-- Start of SUPPLIED INFORMATION --

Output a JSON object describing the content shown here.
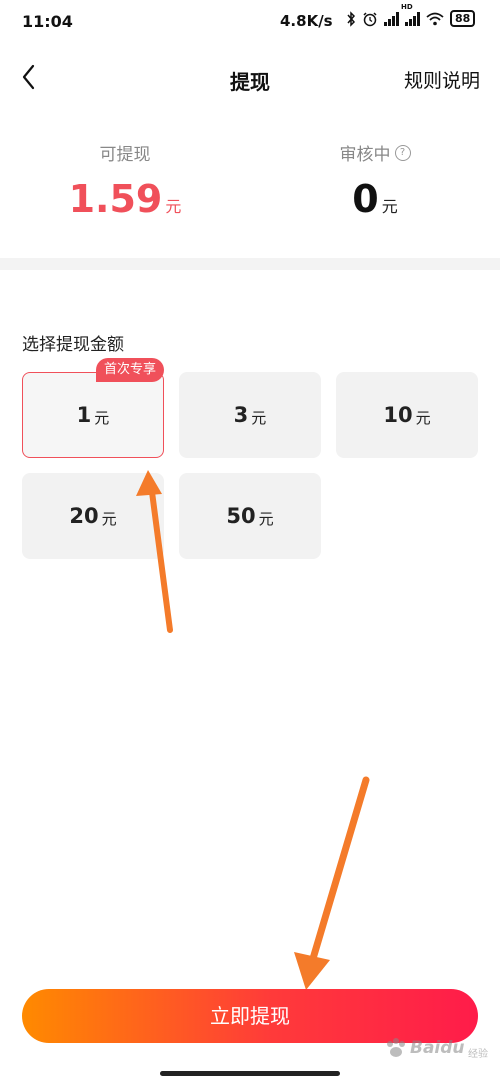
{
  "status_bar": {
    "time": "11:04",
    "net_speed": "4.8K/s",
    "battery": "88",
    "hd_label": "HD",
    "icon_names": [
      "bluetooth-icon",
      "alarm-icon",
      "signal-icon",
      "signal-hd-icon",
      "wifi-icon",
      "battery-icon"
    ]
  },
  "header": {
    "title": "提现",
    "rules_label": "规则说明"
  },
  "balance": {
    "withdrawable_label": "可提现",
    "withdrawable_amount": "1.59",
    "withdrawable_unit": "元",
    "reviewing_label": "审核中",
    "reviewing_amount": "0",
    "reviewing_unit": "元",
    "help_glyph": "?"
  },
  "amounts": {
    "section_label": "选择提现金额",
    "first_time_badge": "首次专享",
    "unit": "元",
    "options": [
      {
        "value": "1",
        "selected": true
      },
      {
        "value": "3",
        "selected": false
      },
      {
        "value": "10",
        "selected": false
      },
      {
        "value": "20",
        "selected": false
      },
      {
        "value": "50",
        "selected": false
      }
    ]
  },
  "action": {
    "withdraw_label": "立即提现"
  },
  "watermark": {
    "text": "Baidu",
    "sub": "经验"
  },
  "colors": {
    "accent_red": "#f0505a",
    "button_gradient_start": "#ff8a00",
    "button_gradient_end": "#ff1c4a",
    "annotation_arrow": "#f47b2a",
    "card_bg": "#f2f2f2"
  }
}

-- End of SUPPLIED INFORMATION --
-- Start of SUPPLIED INFORMATION --

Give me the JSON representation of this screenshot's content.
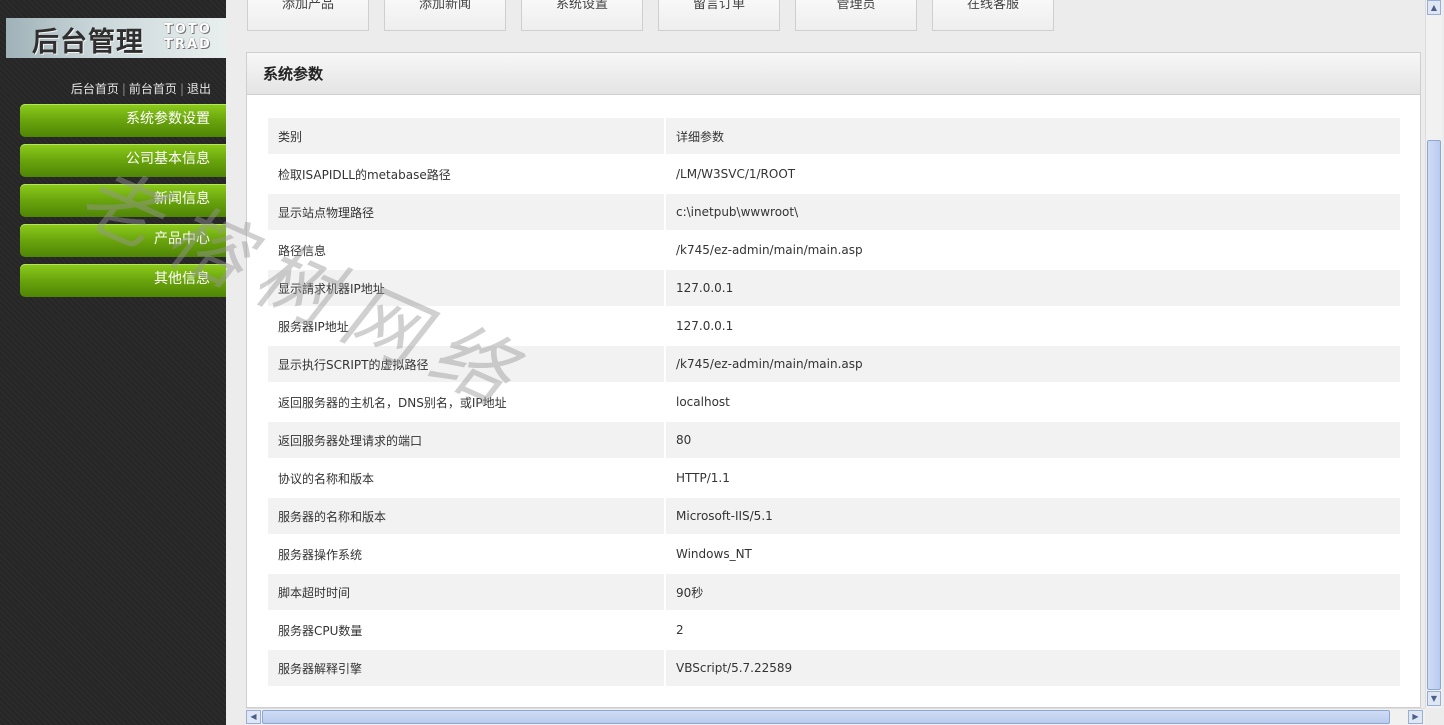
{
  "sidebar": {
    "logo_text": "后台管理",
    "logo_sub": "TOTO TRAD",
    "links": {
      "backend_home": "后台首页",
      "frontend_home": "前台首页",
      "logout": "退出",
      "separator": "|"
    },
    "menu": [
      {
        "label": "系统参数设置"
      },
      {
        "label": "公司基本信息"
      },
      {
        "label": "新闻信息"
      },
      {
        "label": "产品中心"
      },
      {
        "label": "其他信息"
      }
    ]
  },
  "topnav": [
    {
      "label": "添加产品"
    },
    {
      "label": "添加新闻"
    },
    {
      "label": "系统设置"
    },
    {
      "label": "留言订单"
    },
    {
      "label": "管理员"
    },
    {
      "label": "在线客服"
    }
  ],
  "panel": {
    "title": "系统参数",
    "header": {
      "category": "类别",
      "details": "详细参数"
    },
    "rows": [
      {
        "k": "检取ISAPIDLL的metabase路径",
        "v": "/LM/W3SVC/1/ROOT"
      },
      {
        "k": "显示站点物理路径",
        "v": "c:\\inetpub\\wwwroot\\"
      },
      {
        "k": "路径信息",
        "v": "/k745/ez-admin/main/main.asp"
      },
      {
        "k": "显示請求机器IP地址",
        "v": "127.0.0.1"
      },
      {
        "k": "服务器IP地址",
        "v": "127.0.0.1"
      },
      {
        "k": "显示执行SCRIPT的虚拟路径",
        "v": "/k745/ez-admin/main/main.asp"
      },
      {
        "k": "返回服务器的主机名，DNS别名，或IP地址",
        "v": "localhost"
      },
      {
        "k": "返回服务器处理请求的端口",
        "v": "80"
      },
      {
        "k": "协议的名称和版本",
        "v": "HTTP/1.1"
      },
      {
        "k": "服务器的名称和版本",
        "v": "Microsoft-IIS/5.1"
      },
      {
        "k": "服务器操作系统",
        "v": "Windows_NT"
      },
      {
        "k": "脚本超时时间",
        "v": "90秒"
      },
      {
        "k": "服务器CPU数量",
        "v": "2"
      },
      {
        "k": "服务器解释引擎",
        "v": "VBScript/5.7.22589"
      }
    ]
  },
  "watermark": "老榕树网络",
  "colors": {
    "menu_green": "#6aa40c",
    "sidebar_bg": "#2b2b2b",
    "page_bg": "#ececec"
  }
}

-- End of SUPPLIED INFORMATION --

■ WORK TO COMPLETE
From the listing above, copy every line that includes the word "JSON".

■ ANSWER IN FULL
Output a JSON object describing the content shown here.
Give me the JSON representation of this screenshot's content.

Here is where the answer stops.